BEGIN Data section
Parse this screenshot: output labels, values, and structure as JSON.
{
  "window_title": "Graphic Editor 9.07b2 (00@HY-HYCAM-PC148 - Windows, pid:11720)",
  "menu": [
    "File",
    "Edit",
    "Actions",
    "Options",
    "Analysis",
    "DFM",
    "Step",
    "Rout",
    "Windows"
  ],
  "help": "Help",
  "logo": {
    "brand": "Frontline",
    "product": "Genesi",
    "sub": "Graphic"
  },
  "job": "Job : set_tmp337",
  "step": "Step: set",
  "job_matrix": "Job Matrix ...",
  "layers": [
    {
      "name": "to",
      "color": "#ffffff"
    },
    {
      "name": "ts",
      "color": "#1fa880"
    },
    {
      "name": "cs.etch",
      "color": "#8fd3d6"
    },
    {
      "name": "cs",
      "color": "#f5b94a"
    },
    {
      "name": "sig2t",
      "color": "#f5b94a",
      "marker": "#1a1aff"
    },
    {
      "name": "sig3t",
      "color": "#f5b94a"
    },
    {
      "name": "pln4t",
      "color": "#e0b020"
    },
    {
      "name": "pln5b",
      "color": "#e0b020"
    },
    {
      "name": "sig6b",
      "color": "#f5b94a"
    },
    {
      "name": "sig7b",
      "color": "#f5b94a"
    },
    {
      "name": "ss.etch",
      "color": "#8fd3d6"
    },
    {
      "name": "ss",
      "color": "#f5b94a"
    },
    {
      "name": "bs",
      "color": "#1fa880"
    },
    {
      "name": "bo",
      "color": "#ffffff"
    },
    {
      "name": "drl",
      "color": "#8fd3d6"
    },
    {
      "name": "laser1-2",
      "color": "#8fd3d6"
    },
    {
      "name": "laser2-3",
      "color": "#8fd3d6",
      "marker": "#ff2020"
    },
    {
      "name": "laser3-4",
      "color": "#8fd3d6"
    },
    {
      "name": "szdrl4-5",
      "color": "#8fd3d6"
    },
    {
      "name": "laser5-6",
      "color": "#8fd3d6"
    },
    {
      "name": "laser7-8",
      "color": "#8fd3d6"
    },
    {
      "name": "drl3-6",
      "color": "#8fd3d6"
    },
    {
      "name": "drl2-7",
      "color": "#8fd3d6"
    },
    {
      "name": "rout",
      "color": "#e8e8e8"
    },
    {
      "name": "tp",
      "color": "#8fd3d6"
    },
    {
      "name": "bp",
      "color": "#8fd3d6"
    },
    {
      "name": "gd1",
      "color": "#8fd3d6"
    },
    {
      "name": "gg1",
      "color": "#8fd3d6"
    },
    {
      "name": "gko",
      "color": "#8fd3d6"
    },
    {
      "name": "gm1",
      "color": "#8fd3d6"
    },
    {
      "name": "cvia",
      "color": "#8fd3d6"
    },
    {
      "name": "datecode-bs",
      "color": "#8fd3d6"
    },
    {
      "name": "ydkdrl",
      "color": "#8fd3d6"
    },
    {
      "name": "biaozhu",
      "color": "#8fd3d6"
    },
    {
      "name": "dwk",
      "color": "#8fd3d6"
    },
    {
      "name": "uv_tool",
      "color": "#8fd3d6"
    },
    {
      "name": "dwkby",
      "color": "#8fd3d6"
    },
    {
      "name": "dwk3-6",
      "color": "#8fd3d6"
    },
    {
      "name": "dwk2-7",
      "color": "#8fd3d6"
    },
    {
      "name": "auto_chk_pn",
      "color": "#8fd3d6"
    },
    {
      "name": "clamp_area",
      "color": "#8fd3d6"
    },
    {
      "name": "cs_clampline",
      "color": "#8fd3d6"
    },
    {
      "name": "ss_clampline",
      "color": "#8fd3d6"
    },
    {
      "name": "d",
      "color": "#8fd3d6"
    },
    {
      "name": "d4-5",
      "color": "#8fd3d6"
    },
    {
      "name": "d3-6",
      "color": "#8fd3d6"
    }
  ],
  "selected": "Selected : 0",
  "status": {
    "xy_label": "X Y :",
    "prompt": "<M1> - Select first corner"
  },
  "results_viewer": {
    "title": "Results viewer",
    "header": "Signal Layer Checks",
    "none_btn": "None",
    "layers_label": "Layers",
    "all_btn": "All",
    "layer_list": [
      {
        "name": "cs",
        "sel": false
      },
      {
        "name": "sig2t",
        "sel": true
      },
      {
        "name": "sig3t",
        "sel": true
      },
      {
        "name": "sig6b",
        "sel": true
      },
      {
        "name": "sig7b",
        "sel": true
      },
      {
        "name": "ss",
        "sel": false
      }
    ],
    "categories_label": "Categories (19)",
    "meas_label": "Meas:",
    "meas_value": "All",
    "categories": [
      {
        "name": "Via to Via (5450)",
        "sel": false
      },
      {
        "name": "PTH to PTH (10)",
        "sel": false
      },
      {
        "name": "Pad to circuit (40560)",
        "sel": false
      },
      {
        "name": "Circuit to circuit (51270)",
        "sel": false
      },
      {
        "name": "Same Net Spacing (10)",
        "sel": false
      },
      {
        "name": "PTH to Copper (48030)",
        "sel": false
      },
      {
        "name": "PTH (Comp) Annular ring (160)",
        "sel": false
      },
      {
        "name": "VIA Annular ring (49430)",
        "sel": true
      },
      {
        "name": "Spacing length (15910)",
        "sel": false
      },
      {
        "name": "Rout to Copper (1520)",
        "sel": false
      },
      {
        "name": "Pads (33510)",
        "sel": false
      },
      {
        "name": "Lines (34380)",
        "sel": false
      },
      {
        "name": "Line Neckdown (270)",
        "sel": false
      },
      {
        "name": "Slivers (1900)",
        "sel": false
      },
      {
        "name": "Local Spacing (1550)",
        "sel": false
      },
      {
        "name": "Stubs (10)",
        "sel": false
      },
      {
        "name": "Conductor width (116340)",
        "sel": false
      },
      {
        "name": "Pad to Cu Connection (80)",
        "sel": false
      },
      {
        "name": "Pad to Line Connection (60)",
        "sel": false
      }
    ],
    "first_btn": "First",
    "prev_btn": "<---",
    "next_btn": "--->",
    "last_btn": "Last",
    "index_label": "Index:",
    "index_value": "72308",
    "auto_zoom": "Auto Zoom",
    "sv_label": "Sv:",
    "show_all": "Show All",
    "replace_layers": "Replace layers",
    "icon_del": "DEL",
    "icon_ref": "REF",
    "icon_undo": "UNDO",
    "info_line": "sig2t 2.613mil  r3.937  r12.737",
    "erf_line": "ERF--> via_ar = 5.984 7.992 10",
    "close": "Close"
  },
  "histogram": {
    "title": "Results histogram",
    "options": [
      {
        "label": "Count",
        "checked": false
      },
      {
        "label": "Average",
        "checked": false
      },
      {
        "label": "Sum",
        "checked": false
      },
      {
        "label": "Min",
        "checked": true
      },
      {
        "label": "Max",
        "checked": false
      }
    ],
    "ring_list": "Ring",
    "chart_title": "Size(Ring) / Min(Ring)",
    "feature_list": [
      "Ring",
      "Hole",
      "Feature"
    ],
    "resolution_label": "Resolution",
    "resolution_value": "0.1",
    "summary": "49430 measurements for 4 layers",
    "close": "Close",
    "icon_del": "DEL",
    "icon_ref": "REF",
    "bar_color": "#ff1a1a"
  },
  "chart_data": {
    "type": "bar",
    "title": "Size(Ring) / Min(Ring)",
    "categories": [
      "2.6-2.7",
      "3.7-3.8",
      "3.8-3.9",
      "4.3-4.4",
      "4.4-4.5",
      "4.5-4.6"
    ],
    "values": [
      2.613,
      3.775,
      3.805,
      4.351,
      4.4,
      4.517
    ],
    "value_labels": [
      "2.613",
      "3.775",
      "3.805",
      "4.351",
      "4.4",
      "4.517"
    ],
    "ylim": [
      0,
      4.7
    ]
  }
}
END Data section
▶ Activity
Only lines holding "circuit" are wanted; copy all of them from the listing.

▶ Solved exercise
        "name": "Pad to circuit (40560)",
        "name": "Circuit to circuit (51270)",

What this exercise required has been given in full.